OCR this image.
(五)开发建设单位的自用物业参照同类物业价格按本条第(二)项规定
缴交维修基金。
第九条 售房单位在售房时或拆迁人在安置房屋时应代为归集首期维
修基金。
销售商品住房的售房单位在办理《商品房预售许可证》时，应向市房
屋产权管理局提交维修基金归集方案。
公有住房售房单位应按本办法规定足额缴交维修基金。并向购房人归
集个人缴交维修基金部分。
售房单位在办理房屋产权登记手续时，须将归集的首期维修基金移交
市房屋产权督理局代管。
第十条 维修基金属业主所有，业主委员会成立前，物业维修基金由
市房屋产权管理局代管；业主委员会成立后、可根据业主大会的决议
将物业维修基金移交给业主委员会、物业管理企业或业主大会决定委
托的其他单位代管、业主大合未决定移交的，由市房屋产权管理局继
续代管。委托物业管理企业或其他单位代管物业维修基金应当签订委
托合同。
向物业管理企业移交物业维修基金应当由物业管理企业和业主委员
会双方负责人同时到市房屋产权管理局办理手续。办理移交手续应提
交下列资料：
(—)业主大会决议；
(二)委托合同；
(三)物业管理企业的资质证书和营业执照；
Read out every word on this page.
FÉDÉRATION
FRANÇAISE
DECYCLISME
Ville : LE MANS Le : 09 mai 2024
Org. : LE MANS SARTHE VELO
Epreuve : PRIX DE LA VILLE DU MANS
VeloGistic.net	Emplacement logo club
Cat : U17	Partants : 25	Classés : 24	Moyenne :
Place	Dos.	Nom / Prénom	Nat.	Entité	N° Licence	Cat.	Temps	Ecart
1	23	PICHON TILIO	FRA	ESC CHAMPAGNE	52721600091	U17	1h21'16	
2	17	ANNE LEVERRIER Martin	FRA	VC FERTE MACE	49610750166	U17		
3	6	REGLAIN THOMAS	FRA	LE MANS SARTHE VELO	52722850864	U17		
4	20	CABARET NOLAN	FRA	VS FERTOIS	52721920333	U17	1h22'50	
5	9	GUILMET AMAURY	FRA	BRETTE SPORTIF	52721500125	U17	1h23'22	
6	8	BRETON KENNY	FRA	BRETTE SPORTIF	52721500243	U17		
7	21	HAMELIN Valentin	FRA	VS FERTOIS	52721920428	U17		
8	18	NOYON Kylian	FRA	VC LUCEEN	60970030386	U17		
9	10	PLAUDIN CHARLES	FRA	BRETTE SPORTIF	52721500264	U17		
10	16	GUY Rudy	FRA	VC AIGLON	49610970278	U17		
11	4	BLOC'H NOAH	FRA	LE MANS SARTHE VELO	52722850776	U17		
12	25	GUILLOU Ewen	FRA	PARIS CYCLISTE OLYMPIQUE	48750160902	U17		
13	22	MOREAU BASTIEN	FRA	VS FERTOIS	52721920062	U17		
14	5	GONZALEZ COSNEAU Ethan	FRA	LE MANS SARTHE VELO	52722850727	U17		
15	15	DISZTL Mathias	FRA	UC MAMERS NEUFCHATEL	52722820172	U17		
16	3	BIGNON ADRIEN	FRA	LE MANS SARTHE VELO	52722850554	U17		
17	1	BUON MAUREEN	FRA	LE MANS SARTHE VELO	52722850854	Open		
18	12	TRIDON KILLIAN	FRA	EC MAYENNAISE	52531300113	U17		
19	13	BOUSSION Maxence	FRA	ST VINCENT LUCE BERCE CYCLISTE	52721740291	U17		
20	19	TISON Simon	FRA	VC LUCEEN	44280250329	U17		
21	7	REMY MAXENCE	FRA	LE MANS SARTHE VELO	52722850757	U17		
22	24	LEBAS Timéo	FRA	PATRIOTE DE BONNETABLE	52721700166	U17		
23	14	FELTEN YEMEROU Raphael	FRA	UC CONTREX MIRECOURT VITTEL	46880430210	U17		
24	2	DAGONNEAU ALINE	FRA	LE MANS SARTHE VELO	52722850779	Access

Short exercise: Above are some records; extract every one of them exactly.

Answer below:
OCR this image.
(五)开发建设单位的自用物业参照同类物业价格按本条第(二)项规定
缴交维修基金。
第九条 售房单位在售房时或拆迁人在安置房屋时应代为归集首期维
修基金。
销售商品住房的售房单位在办理《商品房预售许可证》时，应向市房
屋产权管理局提交维修基金归集方案。
公有住房售房单位应按本办法规定足额缴交维修基金。并向购房人归
集个人缴交维修基金部分。
售房单位在办理房屋产权登记手续时，须将归集的首期维修基金移交
市房屋产权督理局代管。
第十条 维修基金属业主所有，业主委员会成立前，物业维修基金由
市房屋产权管理局代管；业主委员会成立后、可根据业主大会的决议
将物业维修基金移交给业主委员会、物业管理企业或业主大会决定委
托的其他单位代管、业主大合未决定移交的，由市房屋产权管理局继
续代管。委托物业管理企业或其他单位代管物业维修基金应当签订委
托合同。
向物业管理企业移交物业维修基金应当由物业管理企业和业主委员
会双方负责人同时到市房屋产权管理局办理手续。办理移交手续应提
交下列资料：
(—)业主大会决议；
(二)委托合同；
(三)物业管理企业的资质证书和营业执照；
Read out every word on this page.
FÉDÉRATION
FRANÇAISE
DECYCLISME
Ville : LE MANS Le : 09 mai 2024
Org. : LE MANS SARTHE VELO
Epreuve : PRIX DE LA VILLE DU MANS
VeloGistic.net	Emplacement logo club
Cat : U17	Partants : 25	Classés : 24	Moyenne :
Place	Dos.	Nom / Prénom	Nat.	Entité	N° Licence	Cat.	Temps	Ecart
1	23	PICHON TILIO	FRA	ESC CHAMPAGNE	52721600091	U17	1h21'16	
2	17	ANNE LEVERRIER Martin	FRA	VC FERTE MACE	49610750166	U17		
3	6	REGLAIN THOMAS	FRA	LE MANS SARTHE VELO	52722850864	U17		
4	20	CABARET NOLAN	FRA	VS FERTOIS	52721920333	U17	1h22'50	
5	9	GUILMET AMAURY	FRA	BRETTE SPORTIF	52721500125	U17	1h23'22	
6	8	BRETON KENNY	FRA	BRETTE SPORTIF	52721500243	U17		
7	21	HAMELIN Valentin	FRA	VS FERTOIS	52721920428	U17		
8	18	NOYON Kylian	FRA	VC LUCEEN	60970030386	U17		
9	10	PLAUDIN CHARLES	FRA	BRETTE SPORTIF	52721500264	U17		
10	16	GUY Rudy	FRA	VC AIGLON	49610970278	U17		
11	4	BLOC'H NOAH	FRA	LE MANS SARTHE VELO	52722850776	U17		
12	25	GUILLOU Ewen	FRA	PARIS CYCLISTE OLYMPIQUE	48750160902	U17		
13	22	MOREAU BASTIEN	FRA	VS FERTOIS	52721920062	U17		
14	5	GONZALEZ COSNEAU Ethan	FRA	LE MANS SARTHE VELO	52722850727	U17		
15	15	DISZTL Mathias	FRA	UC MAMERS NEUFCHATEL	52722820172	U17		
16	3	BIGNON ADRIEN	FRA	LE MANS SARTHE VELO	52722850554	U17		
17	1	BUON MAUREEN	FRA	LE MANS SARTHE VELO	52722850854	Open		
18	12	TRIDON KILLIAN	FRA	EC MAYENNAISE	52531300113	U17		
19	13	BOUSSION Maxence	FRA	ST VINCENT LUCE BERCE CYCLISTE	52721740291	U17		
20	19	TISON Simon	FRA	VC LUCEEN	44280250329	U17		
21	7	REMY MAXENCE	FRA	LE MANS SARTHE VELO	52722850757	U17		
22	24	LEBAS Timéo	FRA	PATRIOTE DE BONNETABLE	52721700166	U17		
23	14	FELTEN YEMEROU Raphael	FRA	UC CONTREX MIRECOURT VITTEL	46880430210	U17		
24	2	DAGONNEAU ALINE	FRA	LE MANS SARTHE VELO	52722850779	Access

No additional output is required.